RECORDS SHOWN:
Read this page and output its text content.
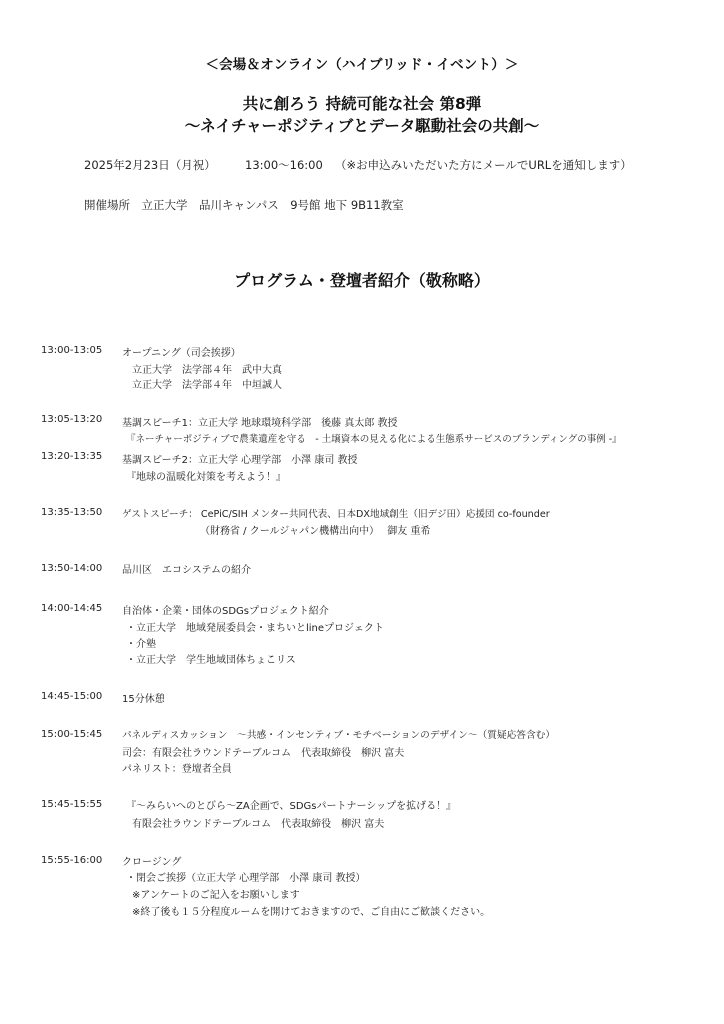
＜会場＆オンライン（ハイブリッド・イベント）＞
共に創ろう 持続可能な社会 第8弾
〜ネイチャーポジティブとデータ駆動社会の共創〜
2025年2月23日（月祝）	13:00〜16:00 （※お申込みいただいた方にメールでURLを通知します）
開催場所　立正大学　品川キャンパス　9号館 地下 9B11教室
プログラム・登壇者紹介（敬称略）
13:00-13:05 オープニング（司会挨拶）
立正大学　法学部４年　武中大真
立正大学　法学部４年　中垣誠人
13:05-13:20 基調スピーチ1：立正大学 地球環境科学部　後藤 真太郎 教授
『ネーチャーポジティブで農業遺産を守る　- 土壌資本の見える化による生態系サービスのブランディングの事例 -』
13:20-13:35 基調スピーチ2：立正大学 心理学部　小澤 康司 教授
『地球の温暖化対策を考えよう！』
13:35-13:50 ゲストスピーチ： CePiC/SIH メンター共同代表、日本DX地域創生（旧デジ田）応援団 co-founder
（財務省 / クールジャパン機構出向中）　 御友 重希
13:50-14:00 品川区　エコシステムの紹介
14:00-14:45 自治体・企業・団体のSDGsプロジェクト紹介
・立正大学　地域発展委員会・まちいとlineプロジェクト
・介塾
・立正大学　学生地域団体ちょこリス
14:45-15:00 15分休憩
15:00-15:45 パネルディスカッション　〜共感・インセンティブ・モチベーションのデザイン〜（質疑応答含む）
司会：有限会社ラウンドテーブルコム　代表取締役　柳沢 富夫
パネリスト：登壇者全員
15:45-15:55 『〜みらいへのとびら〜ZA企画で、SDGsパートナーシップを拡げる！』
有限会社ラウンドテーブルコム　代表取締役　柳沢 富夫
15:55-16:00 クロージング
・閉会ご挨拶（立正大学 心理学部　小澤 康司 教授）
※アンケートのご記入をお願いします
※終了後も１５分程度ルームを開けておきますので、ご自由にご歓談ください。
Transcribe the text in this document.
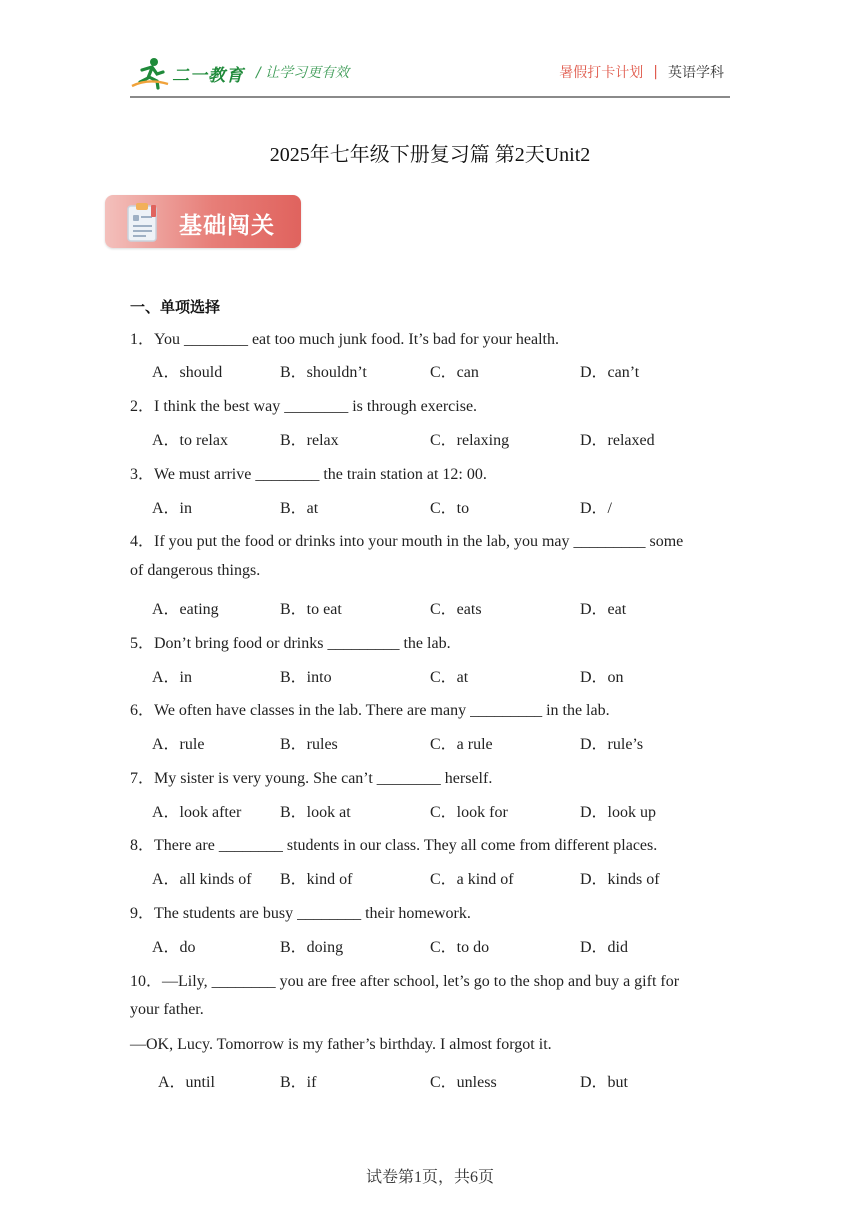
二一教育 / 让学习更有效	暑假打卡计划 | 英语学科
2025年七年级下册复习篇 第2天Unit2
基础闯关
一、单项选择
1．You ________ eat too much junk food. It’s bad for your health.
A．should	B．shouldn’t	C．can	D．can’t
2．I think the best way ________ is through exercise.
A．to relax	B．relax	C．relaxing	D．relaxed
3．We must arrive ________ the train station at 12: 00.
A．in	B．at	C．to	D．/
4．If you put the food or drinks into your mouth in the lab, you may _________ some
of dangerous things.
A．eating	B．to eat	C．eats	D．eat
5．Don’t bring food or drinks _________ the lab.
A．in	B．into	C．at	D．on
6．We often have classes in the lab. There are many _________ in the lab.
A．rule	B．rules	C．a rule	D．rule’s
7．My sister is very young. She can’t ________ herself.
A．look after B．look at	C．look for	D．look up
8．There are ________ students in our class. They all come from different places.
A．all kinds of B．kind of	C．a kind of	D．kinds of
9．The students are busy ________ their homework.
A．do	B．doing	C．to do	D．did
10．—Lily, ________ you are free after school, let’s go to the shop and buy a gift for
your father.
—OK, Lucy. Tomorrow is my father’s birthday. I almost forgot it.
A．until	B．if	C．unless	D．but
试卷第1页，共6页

WORK TO BE COMPLETED:
Repeat verbatim the lines from the one holding "Transcribe the text in this document." through the end of the listing above, both ends included, but not the pictures.

REPLY:
Transcribe the text in this document.
二一教育 / 让学习更有效	暑假打卡计划 | 英语学科
2025年七年级下册复习篇 第2天Unit2
基础闯关
一、单项选择
1．You ________ eat too much junk food. It’s bad for your health.
A．should	B．shouldn’t	C．can	D．can’t
2．I think the best way ________ is through exercise.
A．to relax	B．relax	C．relaxing	D．relaxed
3．We must arrive ________ the train station at 12: 00.
A．in	B．at	C．to	D．/
4．If you put the food or drinks into your mouth in the lab, you may _________ some
of dangerous things.
A．eating	B．to eat	C．eats	D．eat
5．Don’t bring food or drinks _________ the lab.
A．in	B．into	C．at	D．on
6．We often have classes in the lab. There are many _________ in the lab.
A．rule	B．rules	C．a rule	D．rule’s
7．My sister is very young. She can’t ________ herself.
A．look after B．look at	C．look for	D．look up
8．There are ________ students in our class. They all come from different places.
A．all kinds of B．kind of	C．a kind of	D．kinds of
9．The students are busy ________ their homework.
A．do	B．doing	C．to do	D．did
10．—Lily, ________ you are free after school, let’s go to the shop and buy a gift for
your father.
—OK, Lucy. Tomorrow is my father’s birthday. I almost forgot it.
A．until	B．if	C．unless	D．but
试卷第1页，共6页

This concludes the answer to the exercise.